-- begin Data records --

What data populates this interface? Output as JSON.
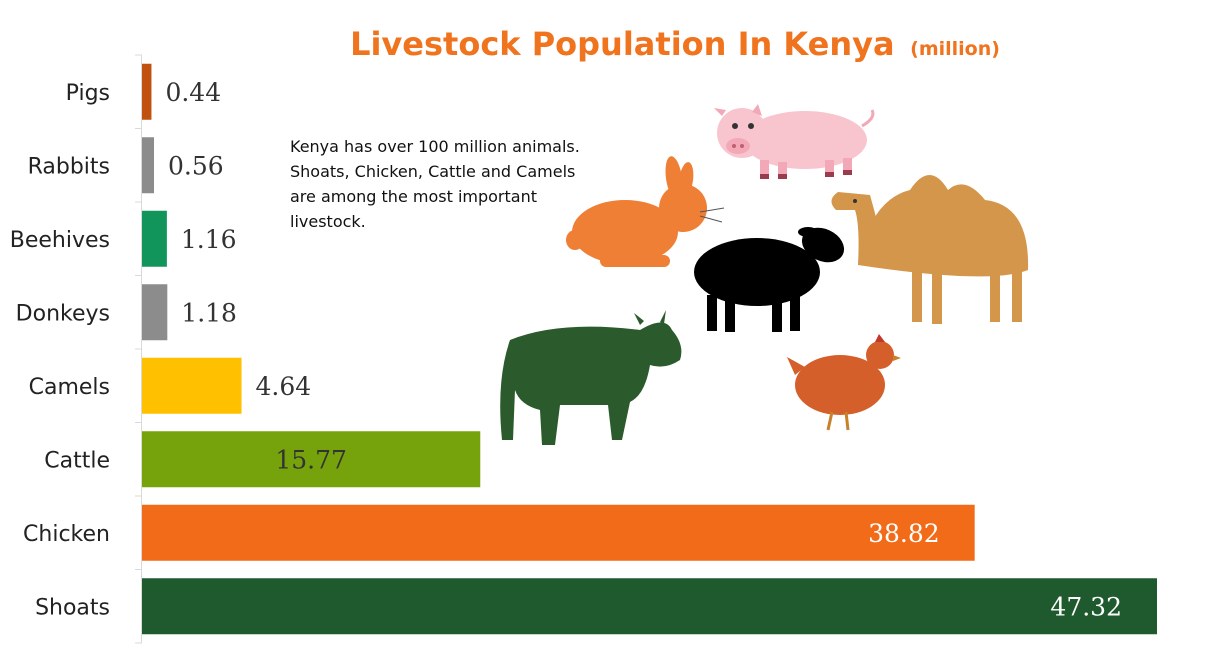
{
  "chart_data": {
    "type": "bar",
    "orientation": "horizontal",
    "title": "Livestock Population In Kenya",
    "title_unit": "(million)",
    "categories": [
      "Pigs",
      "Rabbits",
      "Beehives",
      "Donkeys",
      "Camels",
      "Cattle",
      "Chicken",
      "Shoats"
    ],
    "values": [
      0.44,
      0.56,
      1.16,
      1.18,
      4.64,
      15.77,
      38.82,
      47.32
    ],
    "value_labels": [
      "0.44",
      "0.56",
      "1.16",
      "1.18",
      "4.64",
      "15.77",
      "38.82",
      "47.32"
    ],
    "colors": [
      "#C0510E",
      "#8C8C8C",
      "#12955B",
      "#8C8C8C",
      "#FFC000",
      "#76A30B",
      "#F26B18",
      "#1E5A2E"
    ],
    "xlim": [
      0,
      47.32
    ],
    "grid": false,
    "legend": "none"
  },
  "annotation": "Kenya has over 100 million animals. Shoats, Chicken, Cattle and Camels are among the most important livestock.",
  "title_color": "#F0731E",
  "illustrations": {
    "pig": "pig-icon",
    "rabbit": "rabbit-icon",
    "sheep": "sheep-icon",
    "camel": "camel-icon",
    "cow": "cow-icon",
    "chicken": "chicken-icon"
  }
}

-- end Data records --

■ Exercise objective ■
Lines containing the word "icon" must all be returned from the material above.

■ Complete output ■
    "pig": "pig-icon",
    "rabbit": "rabbit-icon",
    "sheep": "sheep-icon",
    "camel": "camel-icon",
    "cow": "cow-icon",
    "chicken": "chicken-icon"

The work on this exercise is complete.